» What to do
Reproduce the records below exactly, leaving out any pictures.

» Materials provided

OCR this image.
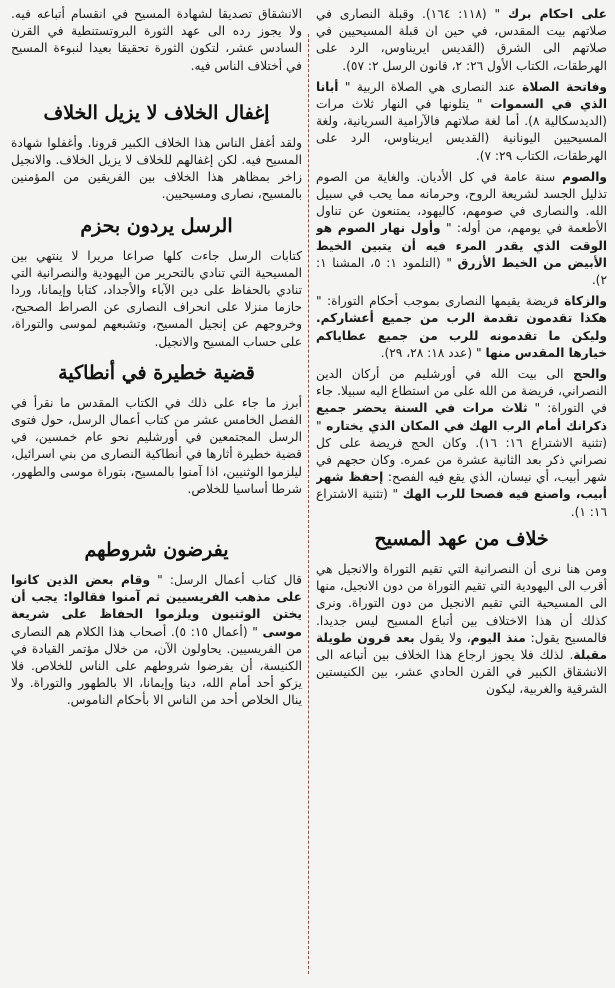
على احكام برك " (١١٨: ١٦٤). وقبلة النصارى في صلاتهم بيت المقدس، في حين ان قبلة المسيحيين في صلاتهم الى الشرق (القديس ايريناوس، الرد على الهرطقات، الكتاب الأول ٢٦: ٢، قانون الرسل ٢: ٥٧).

وفاتحة الصلاة عند النصارى هي الصلاة الربية " أبانا الذي في السموات " يتلونها في النهار ثلاث مرات (الديدسكالية ٨). أما لغة صلاتهم فالآرامية السريانية، ولغة المسيحيين اليونانية (القديس ايريناوس، الرد على الهرطقات، الكتاب ٢٩: ٧).

والصوم سنة عامة في كل الأديان. والغاية من الصوم تذليل الجسد لشريعة الروح، وحرمانه مما يحب في سبيل الله. والنصارى في صومهم، كاليهود، يمتنعون عن تناول الأطعمة في يومهم، من أوله: " وأول نهار الصوم هو الوقت الذي يقدر المرء فيه أن يتبين الخيط الأبيض من الخيط الأزرق " (التلمود ١: ٥، المشنا ١: ٢).

والزكاة فريضة يقيمها النصارى بموجب أحكام التوراة: " هكذا تقدمون تقدمة الرب من جميع أعشاركم. وليكن ما تقدمونه للرب من جميع عطاياكم خيارها المقدس منها " (عدد ١٨: ٢٨، ٢٩).

والحج الى بيت الله في أورشليم من أركان الدين النصراني، فريضة من الله على من استطاع اليه سبيلا. جاء في التوراة: " ثلاث مرات في السنة يحضر جميع ذكرانك أمام الرب الهك في المكان الذي يختاره " (تثنية الاشتراع ١٦: ١٦). وكان الحج فريضة على كل نصراني ذكر بعد الثانية عشرة من عمره. وكان حجهم في شهر أبيب، أي نيسان، الذي يقع فيه الفصح: إحفظ شهر أبيب، واصنع فيه فصحا للرب الهك " (تثنية الاشتراع ١٦: ١).

خلاف من عهد المسيح

ومن هنا نرى أن النصرانية التي تقيم التوراة والانجيل هي أقرب الى اليهودية التي تقيم التوراة من دون الانجيل، منها الى المسيحية التي تقيم الانجيل من دون التوراة. ونرى كذلك أن هذا الاختلاف بين أتباع المسيح ليس جديدا. فالمسيح يقول: منذ اليوم، ولا يقول بعد قرون طويلة مقبلة. لذلك فلا يجوز ارجاع هذا الخلاف بين أتباعه الى الانشقاق الكبير في القرن الحادي عشر، بين الكنيستين الشرقية والغربية، ليكون

الانشقاق تصديقا لشهادة المسيح في انقسام أتباعه فيه. ولا يجوز رده الى عهد الثورة البروتستنطية في القرن السادس عشر، لتكون الثورة تحقيقا بعيدا لنبوءة المسيح في أختلاف الناس فيه.

إغفال الخلاف لا يزيل الخلاف

ولقد أغفل الناس هذا الخلاف الكبير قرونا. وأغفلوا شهادة المسيح فيه. لكن إغفالهم للخلاف لا يزيل الخلاف. والانجيل زاخر بمظاهر هذا الخلاف بين الفريقين من المؤمنين بالمسيح، نصارى ومسيحيين.

الرسل يردون بحزم

كتابات الرسل جاءت كلها صراعا مريرا لا ينتهي بين المسيحية التي تنادي بالتحرير من اليهودية والنصرانية التي تنادي بالحفاظ على دين الآباء والأجداد، كتابا وإيمانا، وردا حازما منزلا على انحراف النصارى عن الصراط الصحيح، وخروجهم عن إنجيل المسيح، وتشبعهم لموسى والتوراة، على حساب المسيح والانجيل.

قضية خطيرة في أنطاكية

أبرز ما جاء على ذلك في الكتاب المقدس ما نقرأ في الفصل الخامس عشر من كتاب أعمال الرسل، حول فتوى الرسل المجتمعين في أورشليم نحو عام خمسين، في قضية خطيرة أثارها في أنطاكية النصارى من بني اسرائيل، ليلزموا الوثنيين، اذا آمنوا بالمسيح، بتوراة موسى والطهور، شرطا أساسيا للخلاص.

يفرضون شروطهم

قال كتاب أعمال الرسل: " وقام بعض الذين كانوا على مذهب الفريسيين ثم آمنوا فقالوا: يجب أن يختن الوثنيون ويلزموا الحفاظ على شريعة موسى " (أعمال ١٥: ٥). أصحاب هذا الكلام هم النصارى من الفريسيين. يحاولون الآن، من خلال مؤتمر القيادة في الكنيسة، أن يفرضوا شروطهم على الناس للخلاص. فلا يزكو أحد أمام الله، دينا وإيمانا، الا بالطهور والتوراة. ولا ينال الخلاص أحد من الناس الا بأحكام الناموس.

» Output of the task
OCR this image.
على احكام برك " (١١٨: ١٦٤). وقبلة النصارى في صلاتهم بيت المقدس، في حين ان قبلة المسيحيين في صلاتهم الى الشرق (القديس ايريناوس، الرد على الهرطقات، الكتاب الأول ٢٦: ٢، قانون الرسل ٢: ٥٧).

وفاتحة الصلاة عند النصارى هي الصلاة الربية " أبانا الذي في السموات " يتلونها في النهار ثلاث مرات (الديدسكالية ٨). أما لغة صلاتهم فالآرامية السريانية، ولغة المسيحيين اليونانية (القديس ايريناوس، الرد على الهرطقات، الكتاب ٢٩: ٧).

والصوم سنة عامة في كل الأديان. والغاية من الصوم تذليل الجسد لشريعة الروح، وحرمانه مما يحب في سبيل الله. والنصارى في صومهم، كاليهود، يمتنعون عن تناول الأطعمة في يومهم، من أوله: " وأول نهار الصوم هو الوقت الذي يقدر المرء فيه أن يتبين الخيط الأبيض من الخيط الأزرق " (التلمود ١: ٥، المشنا ١: ٢).

والزكاة فريضة يقيمها النصارى بموجب أحكام التوراة: " هكذا تقدمون تقدمة الرب من جميع أعشاركم. وليكن ما تقدمونه للرب من جميع عطاياكم خيارها المقدس منها " (عدد ١٨: ٢٨، ٢٩).

والحج الى بيت الله في أورشليم من أركان الدين النصراني، فريضة من الله على من استطاع اليه سبيلا. جاء في التوراة: " ثلاث مرات في السنة يحضر جميع ذكرانك أمام الرب الهك في المكان الذي يختاره " (تثنية الاشتراع ١٦: ١٦). وكان الحج فريضة على كل نصراني ذكر بعد الثانية عشرة من عمره. وكان حجهم في شهر أبيب، أي نيسان، الذي يقع فيه الفصح: إحفظ شهر أبيب، واصنع فيه فصحا للرب الهك " (تثنية الاشتراع ١٦: ١).

خلاف من عهد المسيح

ومن هنا نرى أن النصرانية التي تقيم التوراة والانجيل هي أقرب الى اليهودية التي تقيم التوراة من دون الانجيل، منها الى المسيحية التي تقيم الانجيل من دون التوراة. ونرى كذلك أن هذا الاختلاف بين أتباع المسيح ليس جديدا. فالمسيح يقول: منذ اليوم، ولا يقول بعد قرون طويلة مقبلة. لذلك فلا يجوز ارجاع هذا الخلاف بين أتباعه الى الانشقاق الكبير في القرن الحادي عشر، بين الكنيستين الشرقية والغربية، ليكون

الانشقاق تصديقا لشهادة المسيح في انقسام أتباعه فيه. ولا يجوز رده الى عهد الثورة البروتستنطية في القرن السادس عشر، لتكون الثورة تحقيقا بعيدا لنبوءة المسيح في أختلاف الناس فيه.

إغفال الخلاف لا يزيل الخلاف

ولقد أغفل الناس هذا الخلاف الكبير قرونا. وأغفلوا شهادة المسيح فيه. لكن إغفالهم للخلاف لا يزيل الخلاف. والانجيل زاخر بمظاهر هذا الخلاف بين الفريقين من المؤمنين بالمسيح، نصارى ومسيحيين.

الرسل يردون بحزم

كتابات الرسل جاءت كلها صراعا مريرا لا ينتهي بين المسيحية التي تنادي بالتحرير من اليهودية والنصرانية التي تنادي بالحفاظ على دين الآباء والأجداد، كتابا وإيمانا، وردا حازما منزلا على انحراف النصارى عن الصراط الصحيح، وخروجهم عن إنجيل المسيح، وتشبعهم لموسى والتوراة، على حساب المسيح والانجيل.

قضية خطيرة في أنطاكية

أبرز ما جاء على ذلك في الكتاب المقدس ما نقرأ في الفصل الخامس عشر من كتاب أعمال الرسل، حول فتوى الرسل المجتمعين في أورشليم نحو عام خمسين، في قضية خطيرة أثارها في أنطاكية النصارى من بني اسرائيل، ليلزموا الوثنيين، اذا آمنوا بالمسيح، بتوراة موسى والطهور، شرطا أساسيا للخلاص.

يفرضون شروطهم

قال كتاب أعمال الرسل: " وقام بعض الذين كانوا على مذهب الفريسيين ثم آمنوا فقالوا: يجب أن يختن الوثنيون ويلزموا الحفاظ على شريعة موسى " (أعمال ١٥: ٥). أصحاب هذا الكلام هم النصارى من الفريسيين. يحاولون الآن، من خلال مؤتمر القيادة في الكنيسة، أن يفرضوا شروطهم على الناس للخلاص. فلا يزكو أحد أمام الله، دينا وإيمانا، الا بالطهور والتوراة. ولا ينال الخلاص أحد من الناس الا بأحكام الناموس.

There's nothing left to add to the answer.